* begin *

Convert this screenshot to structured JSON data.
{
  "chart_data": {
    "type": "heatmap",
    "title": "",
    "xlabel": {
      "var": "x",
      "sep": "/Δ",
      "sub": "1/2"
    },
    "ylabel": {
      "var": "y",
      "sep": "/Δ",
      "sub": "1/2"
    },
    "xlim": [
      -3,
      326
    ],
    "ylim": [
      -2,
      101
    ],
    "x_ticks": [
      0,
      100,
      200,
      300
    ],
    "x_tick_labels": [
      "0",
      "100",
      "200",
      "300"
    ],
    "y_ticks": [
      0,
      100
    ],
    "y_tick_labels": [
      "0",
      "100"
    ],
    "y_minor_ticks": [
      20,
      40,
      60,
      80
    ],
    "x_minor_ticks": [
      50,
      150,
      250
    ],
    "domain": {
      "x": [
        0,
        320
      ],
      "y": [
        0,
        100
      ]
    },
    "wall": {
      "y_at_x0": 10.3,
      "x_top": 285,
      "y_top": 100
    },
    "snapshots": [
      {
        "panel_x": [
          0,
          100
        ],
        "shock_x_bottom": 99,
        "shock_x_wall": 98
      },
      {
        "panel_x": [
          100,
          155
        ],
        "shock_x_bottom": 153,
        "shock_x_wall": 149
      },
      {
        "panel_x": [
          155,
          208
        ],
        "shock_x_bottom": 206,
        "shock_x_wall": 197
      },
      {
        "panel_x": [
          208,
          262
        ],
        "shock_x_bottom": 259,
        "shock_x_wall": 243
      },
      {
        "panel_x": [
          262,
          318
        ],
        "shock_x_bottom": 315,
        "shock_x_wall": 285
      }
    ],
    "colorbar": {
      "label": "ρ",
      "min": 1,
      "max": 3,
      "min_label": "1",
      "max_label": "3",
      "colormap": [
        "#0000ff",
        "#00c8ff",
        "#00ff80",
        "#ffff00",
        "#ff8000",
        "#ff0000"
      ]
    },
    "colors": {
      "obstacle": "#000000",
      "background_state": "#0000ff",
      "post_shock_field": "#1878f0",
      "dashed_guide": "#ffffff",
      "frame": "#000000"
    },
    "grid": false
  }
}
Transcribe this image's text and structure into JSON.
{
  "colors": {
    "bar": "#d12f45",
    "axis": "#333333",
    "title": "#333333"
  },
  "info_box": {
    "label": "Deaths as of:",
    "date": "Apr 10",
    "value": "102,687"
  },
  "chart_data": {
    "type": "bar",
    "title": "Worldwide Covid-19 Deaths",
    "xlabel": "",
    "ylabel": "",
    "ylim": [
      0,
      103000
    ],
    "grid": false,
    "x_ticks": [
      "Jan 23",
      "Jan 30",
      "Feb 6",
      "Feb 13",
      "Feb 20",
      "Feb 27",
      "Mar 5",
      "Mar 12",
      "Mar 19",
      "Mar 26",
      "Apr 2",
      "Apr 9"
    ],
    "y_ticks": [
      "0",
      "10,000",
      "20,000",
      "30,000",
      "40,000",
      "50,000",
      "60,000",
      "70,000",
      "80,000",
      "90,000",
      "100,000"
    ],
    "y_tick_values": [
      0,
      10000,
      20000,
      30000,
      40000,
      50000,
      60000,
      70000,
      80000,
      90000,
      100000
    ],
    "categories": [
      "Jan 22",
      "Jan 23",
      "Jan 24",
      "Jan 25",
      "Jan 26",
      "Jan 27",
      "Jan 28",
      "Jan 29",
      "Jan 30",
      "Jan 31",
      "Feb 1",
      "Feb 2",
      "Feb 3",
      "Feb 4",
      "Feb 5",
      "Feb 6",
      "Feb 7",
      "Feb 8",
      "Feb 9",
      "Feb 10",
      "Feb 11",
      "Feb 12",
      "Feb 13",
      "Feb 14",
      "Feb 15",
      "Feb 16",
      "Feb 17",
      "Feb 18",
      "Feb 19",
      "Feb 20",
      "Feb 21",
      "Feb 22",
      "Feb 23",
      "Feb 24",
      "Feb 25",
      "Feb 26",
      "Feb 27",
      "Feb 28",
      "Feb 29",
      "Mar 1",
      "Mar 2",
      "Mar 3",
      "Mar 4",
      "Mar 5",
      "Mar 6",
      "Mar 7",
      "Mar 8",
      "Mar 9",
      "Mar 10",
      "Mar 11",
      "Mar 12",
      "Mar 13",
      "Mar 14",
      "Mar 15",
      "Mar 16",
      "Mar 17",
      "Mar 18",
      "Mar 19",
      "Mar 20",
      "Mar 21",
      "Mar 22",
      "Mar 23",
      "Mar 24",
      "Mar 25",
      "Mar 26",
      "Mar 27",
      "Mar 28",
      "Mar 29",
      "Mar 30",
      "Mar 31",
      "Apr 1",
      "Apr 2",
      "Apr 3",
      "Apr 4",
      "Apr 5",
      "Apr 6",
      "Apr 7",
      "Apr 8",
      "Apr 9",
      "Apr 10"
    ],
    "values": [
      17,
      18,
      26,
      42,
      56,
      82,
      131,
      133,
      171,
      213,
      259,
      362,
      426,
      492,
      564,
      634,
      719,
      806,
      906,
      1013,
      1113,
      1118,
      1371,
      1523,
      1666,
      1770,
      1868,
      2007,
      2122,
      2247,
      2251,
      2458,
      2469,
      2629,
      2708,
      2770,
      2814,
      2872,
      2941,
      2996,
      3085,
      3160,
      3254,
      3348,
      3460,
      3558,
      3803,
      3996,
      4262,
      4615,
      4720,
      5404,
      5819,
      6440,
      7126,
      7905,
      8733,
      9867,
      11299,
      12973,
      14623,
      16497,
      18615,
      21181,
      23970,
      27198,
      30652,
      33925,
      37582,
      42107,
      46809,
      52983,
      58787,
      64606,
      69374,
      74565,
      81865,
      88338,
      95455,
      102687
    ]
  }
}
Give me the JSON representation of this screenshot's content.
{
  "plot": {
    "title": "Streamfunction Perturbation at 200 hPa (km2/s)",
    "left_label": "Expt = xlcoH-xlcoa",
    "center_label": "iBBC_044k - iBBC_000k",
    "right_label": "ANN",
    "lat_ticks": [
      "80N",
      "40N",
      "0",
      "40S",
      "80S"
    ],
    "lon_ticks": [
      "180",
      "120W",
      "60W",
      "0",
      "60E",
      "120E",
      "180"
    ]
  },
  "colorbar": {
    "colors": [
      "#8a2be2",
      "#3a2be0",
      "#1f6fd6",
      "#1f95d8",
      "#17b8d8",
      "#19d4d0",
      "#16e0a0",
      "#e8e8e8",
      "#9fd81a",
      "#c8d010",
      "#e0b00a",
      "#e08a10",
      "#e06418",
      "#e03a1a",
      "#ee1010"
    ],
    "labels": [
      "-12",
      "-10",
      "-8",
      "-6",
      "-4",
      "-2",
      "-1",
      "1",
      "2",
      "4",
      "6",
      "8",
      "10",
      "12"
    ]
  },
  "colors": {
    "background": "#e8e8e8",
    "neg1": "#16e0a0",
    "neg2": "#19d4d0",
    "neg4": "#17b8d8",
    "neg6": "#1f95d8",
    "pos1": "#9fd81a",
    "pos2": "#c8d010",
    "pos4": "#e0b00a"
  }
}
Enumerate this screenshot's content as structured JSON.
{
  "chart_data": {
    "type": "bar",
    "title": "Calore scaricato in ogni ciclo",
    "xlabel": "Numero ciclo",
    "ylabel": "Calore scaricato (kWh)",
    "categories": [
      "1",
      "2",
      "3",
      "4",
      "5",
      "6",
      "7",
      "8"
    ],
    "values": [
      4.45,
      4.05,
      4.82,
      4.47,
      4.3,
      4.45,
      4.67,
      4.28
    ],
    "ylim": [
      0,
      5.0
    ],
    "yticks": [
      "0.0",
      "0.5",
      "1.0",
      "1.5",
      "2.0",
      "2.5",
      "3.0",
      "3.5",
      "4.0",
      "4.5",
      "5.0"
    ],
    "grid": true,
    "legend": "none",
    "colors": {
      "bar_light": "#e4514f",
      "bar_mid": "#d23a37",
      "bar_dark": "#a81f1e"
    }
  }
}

* end *

Work instructions
Copy every line of the listing that contains the word "screenshot".

Output of the task
Convert this screenshot to structured JSON data.
Give me the JSON representation of this screenshot's content.
Enumerate this screenshot's content as structured JSON.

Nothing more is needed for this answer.